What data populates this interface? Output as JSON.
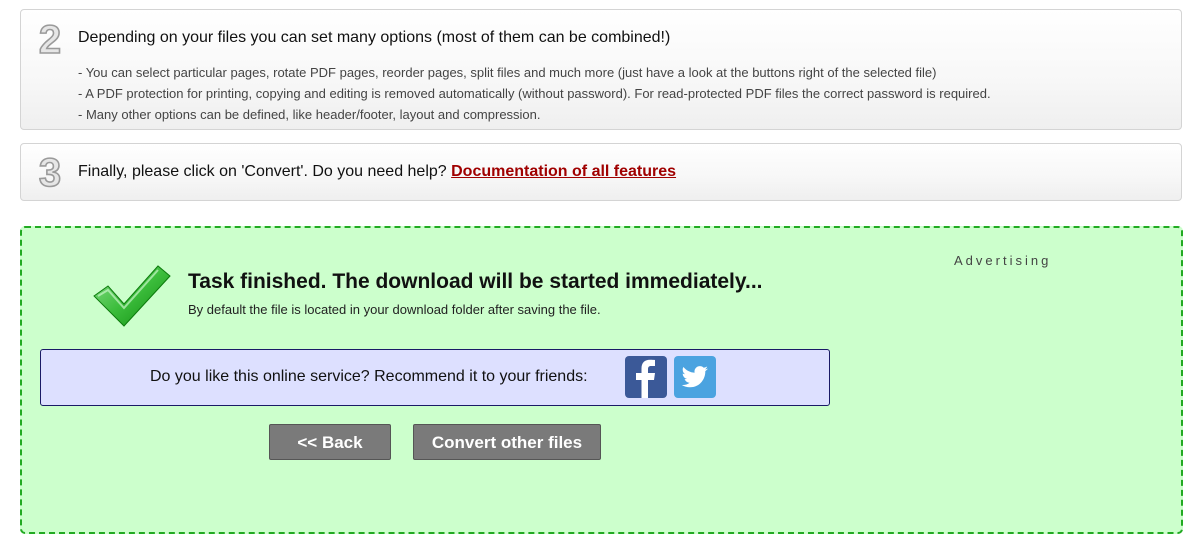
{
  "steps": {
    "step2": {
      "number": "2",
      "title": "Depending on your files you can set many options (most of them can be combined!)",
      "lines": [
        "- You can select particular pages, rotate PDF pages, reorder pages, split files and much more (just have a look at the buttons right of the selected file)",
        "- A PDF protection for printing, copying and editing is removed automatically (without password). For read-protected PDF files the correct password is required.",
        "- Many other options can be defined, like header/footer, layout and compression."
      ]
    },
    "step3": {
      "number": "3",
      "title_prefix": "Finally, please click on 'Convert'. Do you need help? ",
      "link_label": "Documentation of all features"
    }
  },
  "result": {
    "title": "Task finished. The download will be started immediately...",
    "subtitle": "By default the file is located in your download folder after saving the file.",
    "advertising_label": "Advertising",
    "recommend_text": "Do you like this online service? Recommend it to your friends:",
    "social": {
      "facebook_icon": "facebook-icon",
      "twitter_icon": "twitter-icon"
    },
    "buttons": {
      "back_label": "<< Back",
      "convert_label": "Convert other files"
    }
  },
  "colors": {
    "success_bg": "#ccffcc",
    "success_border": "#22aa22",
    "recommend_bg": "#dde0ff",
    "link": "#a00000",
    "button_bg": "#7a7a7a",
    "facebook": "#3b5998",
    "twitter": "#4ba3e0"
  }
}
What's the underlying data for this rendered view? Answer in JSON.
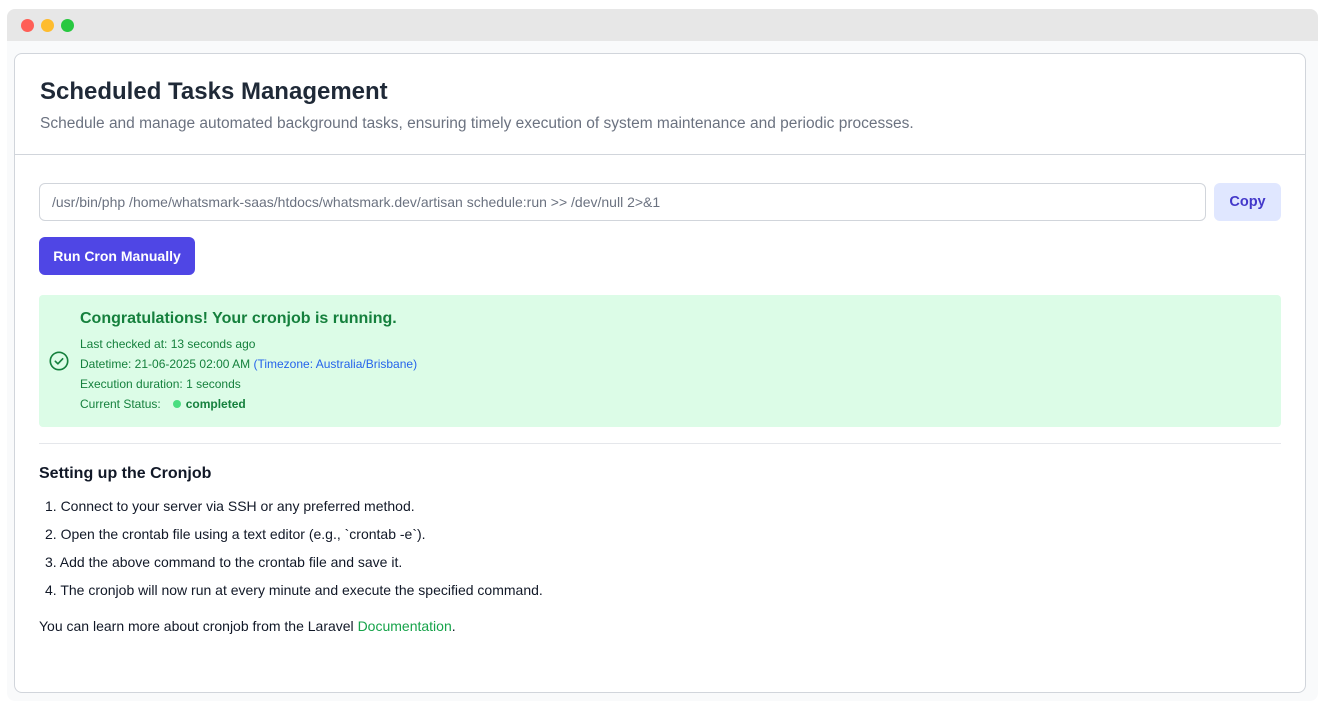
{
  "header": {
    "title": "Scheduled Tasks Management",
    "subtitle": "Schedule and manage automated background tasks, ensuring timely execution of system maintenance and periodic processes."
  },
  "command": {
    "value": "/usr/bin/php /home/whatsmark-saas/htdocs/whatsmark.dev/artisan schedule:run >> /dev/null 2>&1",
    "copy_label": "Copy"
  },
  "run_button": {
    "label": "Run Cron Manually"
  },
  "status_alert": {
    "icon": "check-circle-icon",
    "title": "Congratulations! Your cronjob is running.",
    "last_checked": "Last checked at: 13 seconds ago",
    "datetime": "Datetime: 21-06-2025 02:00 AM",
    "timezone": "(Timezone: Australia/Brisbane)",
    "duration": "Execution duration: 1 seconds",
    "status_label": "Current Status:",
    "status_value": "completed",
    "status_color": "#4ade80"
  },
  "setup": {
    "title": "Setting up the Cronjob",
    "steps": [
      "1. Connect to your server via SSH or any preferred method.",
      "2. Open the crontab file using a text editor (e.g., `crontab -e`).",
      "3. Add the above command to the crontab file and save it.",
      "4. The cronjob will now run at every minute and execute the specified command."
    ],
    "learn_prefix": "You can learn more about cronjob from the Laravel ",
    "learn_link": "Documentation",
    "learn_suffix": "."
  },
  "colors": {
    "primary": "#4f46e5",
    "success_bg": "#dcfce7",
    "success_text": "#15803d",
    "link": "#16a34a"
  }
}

____________________

__What to work on__: Each line above is to be copied verbatim. Drop any image from the copy.

__Task answer__:
What data populates this interface? Output as JSON.
{
  "steps": {
    "step2": {
      "number": "2",
      "title": "Depending on your files you can set many options (most of them can be combined!)",
      "lines": [
        "- You can select particular pages, rotate PDF pages, reorder pages, split files and much more (just have a look at the buttons right of the selected file)",
        "- A PDF protection for printing, copying and editing is removed automatically (without password). For read-protected PDF files the correct password is required.",
        "- Many other options can be defined, like header/footer, layout and compression."
      ]
    },
    "step3": {
      "number": "3",
      "title_prefix": "Finally, please click on 'Convert'. Do you need help? ",
      "link_label": "Documentation of all features"
    }
  },
  "result": {
    "title": "Task finished. The download will be started immediately...",
    "subtitle": "By default the file is located in your download folder after saving the file.",
    "advertising_label": "Advertising",
    "recommend_text": "Do you like this online service? Recommend it to your friends:",
    "social": {
      "facebook_icon": "facebook-icon",
      "twitter_icon": "twitter-icon"
    },
    "buttons": {
      "back_label": "<< Back",
      "convert_label": "Convert other files"
    }
  },
  "colors": {
    "success_bg": "#ccffcc",
    "success_border": "#22aa22",
    "recommend_bg": "#dde0ff",
    "link": "#a00000",
    "button_bg": "#7a7a7a",
    "facebook": "#3b5998",
    "twitter": "#4ba3e0"
  }
}
What's the underlying data for this rendered view? Answer in JSON.
{
  "header": {
    "title": "Scheduled Tasks Management",
    "subtitle": "Schedule and manage automated background tasks, ensuring timely execution of system maintenance and periodic processes."
  },
  "command": {
    "value": "/usr/bin/php /home/whatsmark-saas/htdocs/whatsmark.dev/artisan schedule:run >> /dev/null 2>&1",
    "copy_label": "Copy"
  },
  "run_button": {
    "label": "Run Cron Manually"
  },
  "status_alert": {
    "icon": "check-circle-icon",
    "title": "Congratulations! Your cronjob is running.",
    "last_checked": "Last checked at: 13 seconds ago",
    "datetime": "Datetime: 21-06-2025 02:00 AM",
    "timezone": "(Timezone: Australia/Brisbane)",
    "duration": "Execution duration: 1 seconds",
    "status_label": "Current Status:",
    "status_value": "completed",
    "status_color": "#4ade80"
  },
  "setup": {
    "title": "Setting up the Cronjob",
    "steps": [
      "1. Connect to your server via SSH or any preferred method.",
      "2. Open the crontab file using a text editor (e.g., `crontab -e`).",
      "3. Add the above command to the crontab file and save it.",
      "4. The cronjob will now run at every minute and execute the specified command."
    ],
    "learn_prefix": "You can learn more about cronjob from the Laravel ",
    "learn_link": "Documentation",
    "learn_suffix": "."
  },
  "colors": {
    "primary": "#4f46e5",
    "success_bg": "#dcfce7",
    "success_text": "#15803d",
    "link": "#16a34a"
  }
}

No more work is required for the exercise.